* WHAT YOU ARE ASKED TO DO *
Every record must be repeated exactly, with no omission.
DATA PROVIDED start
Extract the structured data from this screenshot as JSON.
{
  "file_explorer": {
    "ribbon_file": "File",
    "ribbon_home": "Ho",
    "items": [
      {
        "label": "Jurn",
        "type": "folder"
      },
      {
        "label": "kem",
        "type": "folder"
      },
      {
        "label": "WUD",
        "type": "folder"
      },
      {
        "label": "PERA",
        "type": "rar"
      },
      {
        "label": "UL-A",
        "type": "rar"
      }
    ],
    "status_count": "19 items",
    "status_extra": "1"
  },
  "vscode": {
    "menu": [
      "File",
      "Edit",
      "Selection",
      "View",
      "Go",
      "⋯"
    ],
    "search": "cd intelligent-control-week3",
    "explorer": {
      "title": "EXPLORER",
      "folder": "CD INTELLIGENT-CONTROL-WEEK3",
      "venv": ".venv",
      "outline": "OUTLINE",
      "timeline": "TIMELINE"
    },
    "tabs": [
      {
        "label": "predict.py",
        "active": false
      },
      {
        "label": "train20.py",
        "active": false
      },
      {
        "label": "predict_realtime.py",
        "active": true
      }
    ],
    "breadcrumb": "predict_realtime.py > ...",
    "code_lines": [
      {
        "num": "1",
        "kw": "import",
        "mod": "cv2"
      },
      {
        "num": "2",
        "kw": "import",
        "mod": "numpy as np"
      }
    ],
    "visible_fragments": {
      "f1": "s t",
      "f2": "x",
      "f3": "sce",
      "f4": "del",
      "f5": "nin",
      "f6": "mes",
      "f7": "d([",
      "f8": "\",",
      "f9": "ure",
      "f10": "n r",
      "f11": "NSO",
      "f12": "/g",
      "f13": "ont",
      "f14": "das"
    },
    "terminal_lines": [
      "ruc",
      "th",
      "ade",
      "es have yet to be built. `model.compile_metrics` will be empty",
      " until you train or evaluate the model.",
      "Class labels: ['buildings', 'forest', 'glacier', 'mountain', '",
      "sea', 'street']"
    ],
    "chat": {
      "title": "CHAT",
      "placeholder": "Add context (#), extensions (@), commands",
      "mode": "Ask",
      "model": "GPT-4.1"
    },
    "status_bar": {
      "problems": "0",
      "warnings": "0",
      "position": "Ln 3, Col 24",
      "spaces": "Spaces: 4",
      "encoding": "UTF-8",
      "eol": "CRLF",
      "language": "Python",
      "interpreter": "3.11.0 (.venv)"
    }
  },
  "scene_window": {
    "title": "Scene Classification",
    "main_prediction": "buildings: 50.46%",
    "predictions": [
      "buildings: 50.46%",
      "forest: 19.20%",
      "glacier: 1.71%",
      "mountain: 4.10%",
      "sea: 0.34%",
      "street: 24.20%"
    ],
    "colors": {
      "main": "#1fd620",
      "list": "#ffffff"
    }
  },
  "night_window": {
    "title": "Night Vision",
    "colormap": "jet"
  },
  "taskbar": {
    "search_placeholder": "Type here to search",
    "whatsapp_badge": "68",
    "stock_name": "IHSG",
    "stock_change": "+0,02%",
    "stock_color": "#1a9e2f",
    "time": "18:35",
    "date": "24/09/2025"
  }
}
DATA PROVIDED end
* FINAL RESULT *
Extract the structured data from this screenshot as JSON.
{
  "file_explorer": {
    "ribbon_file": "File",
    "ribbon_home": "Ho",
    "items": [
      {
        "label": "Jurn",
        "type": "folder"
      },
      {
        "label": "kem",
        "type": "folder"
      },
      {
        "label": "WUD",
        "type": "folder"
      },
      {
        "label": "PERA",
        "type": "rar"
      },
      {
        "label": "UL-A",
        "type": "rar"
      }
    ],
    "status_count": "19 items",
    "status_extra": "1"
  },
  "vscode": {
    "menu": [
      "File",
      "Edit",
      "Selection",
      "View",
      "Go",
      "⋯"
    ],
    "search": "cd intelligent-control-week3",
    "explorer": {
      "title": "EXPLORER",
      "folder": "CD INTELLIGENT-CONTROL-WEEK3",
      "venv": ".venv",
      "outline": "OUTLINE",
      "timeline": "TIMELINE"
    },
    "tabs": [
      {
        "label": "predict.py",
        "active": false
      },
      {
        "label": "train20.py",
        "active": false
      },
      {
        "label": "predict_realtime.py",
        "active": true
      }
    ],
    "breadcrumb": "predict_realtime.py > ...",
    "code_lines": [
      {
        "num": "1",
        "kw": "import",
        "mod": "cv2"
      },
      {
        "num": "2",
        "kw": "import",
        "mod": "numpy as np"
      }
    ],
    "visible_fragments": {
      "f1": "s t",
      "f2": "x",
      "f3": "sce",
      "f4": "del",
      "f5": "nin",
      "f6": "mes",
      "f7": "d([",
      "f8": "\",",
      "f9": "ure",
      "f10": "n r",
      "f11": "NSO",
      "f12": "/g",
      "f13": "ont",
      "f14": "das"
    },
    "terminal_lines": [
      "ruc",
      "th",
      "ade",
      "es have yet to be built. `model.compile_metrics` will be empty",
      " until you train or evaluate the model.",
      "Class labels: ['buildings', 'forest', 'glacier', 'mountain', '",
      "sea', 'street']"
    ],
    "chat": {
      "title": "CHAT",
      "placeholder": "Add context (#), extensions (@), commands",
      "mode": "Ask",
      "model": "GPT-4.1"
    },
    "status_bar": {
      "problems": "0",
      "warnings": "0",
      "position": "Ln 3, Col 24",
      "spaces": "Spaces: 4",
      "encoding": "UTF-8",
      "eol": "CRLF",
      "language": "Python",
      "interpreter": "3.11.0 (.venv)"
    }
  },
  "scene_window": {
    "title": "Scene Classification",
    "main_prediction": "buildings: 50.46%",
    "predictions": [
      "buildings: 50.46%",
      "forest: 19.20%",
      "glacier: 1.71%",
      "mountain: 4.10%",
      "sea: 0.34%",
      "street: 24.20%"
    ],
    "colors": {
      "main": "#1fd620",
      "list": "#ffffff"
    }
  },
  "night_window": {
    "title": "Night Vision",
    "colormap": "jet"
  },
  "taskbar": {
    "search_placeholder": "Type here to search",
    "whatsapp_badge": "68",
    "stock_name": "IHSG",
    "stock_change": "+0,02%",
    "stock_color": "#1a9e2f",
    "time": "18:35",
    "date": "24/09/2025"
  }
}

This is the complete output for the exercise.